What is expected - Copy out each line containing "Marceau" from the entries below.

Supplied records -
================

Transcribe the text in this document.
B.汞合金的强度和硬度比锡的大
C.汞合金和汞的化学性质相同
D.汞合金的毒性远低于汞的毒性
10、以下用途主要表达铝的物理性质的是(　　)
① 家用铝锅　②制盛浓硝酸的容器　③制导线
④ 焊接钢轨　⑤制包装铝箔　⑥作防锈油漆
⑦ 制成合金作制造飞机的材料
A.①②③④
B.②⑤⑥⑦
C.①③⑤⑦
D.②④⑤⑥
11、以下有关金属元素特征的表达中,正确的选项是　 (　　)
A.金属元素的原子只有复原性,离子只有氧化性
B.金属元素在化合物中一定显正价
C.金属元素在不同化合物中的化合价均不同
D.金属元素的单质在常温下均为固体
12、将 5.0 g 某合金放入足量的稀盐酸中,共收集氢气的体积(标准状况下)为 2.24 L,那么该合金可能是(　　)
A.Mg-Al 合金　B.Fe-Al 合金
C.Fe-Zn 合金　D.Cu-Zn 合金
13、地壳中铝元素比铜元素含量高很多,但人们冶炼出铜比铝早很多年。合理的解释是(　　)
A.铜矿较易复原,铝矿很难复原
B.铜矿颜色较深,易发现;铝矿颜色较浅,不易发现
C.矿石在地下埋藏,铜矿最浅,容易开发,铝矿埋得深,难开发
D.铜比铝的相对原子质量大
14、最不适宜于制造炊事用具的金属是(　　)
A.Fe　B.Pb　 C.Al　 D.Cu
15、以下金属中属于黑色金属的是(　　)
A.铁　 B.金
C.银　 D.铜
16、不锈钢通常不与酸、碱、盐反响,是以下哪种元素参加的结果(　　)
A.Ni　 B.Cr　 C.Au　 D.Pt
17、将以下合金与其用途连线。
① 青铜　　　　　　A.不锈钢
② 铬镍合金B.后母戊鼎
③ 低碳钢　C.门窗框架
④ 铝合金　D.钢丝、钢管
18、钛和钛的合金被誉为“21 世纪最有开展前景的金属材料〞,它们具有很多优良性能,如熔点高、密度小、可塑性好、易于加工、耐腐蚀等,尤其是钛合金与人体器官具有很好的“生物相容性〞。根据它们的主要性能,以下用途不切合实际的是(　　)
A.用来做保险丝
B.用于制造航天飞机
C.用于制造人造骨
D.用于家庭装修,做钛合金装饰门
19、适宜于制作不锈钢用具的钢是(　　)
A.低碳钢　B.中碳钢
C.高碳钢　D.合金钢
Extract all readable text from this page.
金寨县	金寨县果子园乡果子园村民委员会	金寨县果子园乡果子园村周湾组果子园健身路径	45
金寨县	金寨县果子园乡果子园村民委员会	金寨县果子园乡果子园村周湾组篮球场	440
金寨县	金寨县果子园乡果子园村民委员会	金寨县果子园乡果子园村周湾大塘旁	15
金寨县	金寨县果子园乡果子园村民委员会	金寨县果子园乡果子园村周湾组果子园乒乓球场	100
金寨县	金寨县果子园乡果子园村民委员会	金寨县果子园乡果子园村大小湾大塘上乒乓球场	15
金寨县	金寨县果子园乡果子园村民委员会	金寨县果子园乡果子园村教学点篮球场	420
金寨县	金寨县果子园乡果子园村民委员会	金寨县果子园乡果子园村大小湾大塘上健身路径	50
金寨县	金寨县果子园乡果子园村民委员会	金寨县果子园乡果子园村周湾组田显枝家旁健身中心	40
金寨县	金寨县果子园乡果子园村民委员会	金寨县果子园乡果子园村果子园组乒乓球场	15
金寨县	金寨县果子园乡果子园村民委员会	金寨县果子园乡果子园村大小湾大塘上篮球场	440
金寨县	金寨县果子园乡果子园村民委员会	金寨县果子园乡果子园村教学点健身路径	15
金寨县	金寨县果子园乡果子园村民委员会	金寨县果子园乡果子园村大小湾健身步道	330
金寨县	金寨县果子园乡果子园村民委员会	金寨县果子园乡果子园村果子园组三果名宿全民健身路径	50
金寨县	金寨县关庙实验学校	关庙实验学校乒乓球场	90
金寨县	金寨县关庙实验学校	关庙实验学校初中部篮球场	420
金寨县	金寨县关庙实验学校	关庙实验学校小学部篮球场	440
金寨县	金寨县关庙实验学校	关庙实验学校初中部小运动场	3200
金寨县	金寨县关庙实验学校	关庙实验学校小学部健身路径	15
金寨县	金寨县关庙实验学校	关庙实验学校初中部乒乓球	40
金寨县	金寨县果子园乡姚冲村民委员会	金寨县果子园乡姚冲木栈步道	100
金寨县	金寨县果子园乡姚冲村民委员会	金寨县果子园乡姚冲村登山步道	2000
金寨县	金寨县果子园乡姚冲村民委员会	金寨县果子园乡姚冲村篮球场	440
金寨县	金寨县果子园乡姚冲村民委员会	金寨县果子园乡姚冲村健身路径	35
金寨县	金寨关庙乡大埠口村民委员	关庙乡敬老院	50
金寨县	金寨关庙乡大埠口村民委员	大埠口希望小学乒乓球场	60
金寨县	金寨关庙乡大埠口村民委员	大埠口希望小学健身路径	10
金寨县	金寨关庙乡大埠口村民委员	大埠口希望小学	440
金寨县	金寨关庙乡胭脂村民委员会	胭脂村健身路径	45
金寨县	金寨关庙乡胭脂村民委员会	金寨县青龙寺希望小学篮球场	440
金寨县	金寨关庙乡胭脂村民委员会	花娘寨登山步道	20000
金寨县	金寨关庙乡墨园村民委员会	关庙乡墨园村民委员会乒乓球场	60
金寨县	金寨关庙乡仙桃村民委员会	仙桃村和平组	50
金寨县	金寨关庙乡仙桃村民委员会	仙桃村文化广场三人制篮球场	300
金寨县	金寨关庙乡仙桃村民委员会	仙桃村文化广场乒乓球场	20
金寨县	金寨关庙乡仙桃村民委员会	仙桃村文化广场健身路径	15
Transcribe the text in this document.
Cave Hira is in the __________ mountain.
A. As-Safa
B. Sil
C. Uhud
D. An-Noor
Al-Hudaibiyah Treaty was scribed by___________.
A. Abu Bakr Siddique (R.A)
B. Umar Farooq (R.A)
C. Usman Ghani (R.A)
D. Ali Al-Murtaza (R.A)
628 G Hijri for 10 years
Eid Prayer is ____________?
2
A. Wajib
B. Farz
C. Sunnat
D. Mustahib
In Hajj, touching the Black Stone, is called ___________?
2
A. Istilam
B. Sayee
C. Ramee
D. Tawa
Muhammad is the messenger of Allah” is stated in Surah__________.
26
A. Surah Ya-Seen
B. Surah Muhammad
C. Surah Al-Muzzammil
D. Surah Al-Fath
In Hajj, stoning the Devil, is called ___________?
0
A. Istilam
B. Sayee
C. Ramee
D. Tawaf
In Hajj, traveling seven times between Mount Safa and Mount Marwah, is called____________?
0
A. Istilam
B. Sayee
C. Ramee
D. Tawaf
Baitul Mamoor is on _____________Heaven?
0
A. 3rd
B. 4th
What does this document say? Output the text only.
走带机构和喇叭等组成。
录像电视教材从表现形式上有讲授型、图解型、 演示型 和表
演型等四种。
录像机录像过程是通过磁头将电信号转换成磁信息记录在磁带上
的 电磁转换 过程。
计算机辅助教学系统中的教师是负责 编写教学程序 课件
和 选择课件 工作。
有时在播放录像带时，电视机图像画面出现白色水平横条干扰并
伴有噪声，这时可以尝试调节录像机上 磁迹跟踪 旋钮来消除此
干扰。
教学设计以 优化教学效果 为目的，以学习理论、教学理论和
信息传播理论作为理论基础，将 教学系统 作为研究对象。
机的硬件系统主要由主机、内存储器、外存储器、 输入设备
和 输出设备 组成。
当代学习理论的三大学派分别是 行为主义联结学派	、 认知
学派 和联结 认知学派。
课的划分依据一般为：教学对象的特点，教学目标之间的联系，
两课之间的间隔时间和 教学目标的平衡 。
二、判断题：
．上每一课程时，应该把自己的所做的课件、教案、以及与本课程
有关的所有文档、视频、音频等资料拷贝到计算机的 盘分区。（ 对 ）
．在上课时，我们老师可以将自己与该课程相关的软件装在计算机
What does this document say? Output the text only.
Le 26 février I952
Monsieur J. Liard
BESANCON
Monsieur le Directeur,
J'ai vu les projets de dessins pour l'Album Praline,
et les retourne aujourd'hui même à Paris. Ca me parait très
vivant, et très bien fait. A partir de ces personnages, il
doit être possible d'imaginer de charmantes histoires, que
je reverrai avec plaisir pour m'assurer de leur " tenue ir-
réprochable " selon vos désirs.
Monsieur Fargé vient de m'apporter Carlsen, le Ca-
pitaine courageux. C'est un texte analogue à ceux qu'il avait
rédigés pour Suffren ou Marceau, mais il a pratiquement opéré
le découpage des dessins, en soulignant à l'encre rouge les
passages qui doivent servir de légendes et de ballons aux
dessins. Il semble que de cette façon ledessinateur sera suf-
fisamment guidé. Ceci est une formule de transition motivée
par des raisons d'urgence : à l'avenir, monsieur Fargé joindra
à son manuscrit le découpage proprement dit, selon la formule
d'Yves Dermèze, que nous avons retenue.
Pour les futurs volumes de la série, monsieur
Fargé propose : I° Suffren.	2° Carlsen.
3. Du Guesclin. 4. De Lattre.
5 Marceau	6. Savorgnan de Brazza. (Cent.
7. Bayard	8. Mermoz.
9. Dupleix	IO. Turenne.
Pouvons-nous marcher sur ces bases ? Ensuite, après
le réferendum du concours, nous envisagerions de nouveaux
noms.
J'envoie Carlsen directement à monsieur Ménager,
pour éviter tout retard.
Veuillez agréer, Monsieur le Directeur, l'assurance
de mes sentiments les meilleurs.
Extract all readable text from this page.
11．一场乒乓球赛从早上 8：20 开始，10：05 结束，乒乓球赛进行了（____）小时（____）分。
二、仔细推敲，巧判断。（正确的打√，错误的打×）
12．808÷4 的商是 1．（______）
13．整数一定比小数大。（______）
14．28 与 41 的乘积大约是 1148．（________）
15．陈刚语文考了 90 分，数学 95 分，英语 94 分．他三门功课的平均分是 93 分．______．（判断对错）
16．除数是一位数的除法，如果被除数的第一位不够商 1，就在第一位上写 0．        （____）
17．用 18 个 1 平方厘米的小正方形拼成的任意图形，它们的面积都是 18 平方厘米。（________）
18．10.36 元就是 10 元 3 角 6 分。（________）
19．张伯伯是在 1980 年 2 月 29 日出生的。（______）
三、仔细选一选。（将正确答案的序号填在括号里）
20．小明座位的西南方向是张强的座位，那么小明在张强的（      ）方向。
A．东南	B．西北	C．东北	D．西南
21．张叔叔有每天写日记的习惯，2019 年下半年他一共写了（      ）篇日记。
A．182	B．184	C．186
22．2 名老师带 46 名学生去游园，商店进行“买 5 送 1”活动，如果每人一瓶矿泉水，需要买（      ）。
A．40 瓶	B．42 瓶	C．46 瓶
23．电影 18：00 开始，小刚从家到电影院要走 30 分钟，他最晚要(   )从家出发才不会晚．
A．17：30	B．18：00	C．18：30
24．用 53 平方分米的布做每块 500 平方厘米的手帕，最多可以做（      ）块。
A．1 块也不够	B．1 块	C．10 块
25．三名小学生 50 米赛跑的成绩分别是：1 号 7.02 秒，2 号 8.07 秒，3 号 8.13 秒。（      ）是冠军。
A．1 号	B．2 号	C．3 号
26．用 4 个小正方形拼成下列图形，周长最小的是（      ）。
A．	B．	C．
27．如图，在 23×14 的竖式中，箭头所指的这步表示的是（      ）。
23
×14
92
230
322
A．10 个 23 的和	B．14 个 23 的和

================

Written solution -
rédigés pour Suffren ou Marceau, mais il a pratiquement opéré
5 Marceau	6. Savorgnan de Brazza. (Cent.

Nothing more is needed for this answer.